Stated goal: Find the number of lines in these records where the word "stopped" appears. Reply with that number and nothing more.

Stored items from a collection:
▶

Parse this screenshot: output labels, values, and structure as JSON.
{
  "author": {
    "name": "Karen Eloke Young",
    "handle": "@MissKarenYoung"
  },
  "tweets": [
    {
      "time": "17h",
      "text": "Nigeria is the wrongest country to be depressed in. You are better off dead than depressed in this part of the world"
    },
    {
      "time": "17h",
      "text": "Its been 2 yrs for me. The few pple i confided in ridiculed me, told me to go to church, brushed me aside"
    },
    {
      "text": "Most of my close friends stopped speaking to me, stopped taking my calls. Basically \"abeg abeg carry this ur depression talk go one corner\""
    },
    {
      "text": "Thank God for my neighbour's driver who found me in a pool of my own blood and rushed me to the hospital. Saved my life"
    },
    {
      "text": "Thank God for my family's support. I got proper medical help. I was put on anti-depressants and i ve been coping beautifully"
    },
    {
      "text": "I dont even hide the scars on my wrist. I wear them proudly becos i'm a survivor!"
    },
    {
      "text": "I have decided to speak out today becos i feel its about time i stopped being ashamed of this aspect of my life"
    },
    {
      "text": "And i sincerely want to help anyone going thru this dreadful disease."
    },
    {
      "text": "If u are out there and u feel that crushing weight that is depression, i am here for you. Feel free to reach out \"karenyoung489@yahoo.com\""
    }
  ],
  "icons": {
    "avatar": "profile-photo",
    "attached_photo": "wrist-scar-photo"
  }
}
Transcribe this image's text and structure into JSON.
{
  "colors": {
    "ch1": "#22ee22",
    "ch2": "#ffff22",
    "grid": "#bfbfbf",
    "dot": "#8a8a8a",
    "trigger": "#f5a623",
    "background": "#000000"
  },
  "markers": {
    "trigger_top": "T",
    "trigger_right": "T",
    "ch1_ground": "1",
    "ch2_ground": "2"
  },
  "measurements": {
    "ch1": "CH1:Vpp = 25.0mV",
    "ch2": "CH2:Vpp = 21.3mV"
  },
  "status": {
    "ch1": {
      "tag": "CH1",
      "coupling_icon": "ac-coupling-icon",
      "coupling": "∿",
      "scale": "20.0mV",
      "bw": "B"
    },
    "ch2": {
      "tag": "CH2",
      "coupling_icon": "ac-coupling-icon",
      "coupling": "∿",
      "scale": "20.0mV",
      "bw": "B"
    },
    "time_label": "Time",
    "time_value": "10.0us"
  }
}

◀

Solution below: 2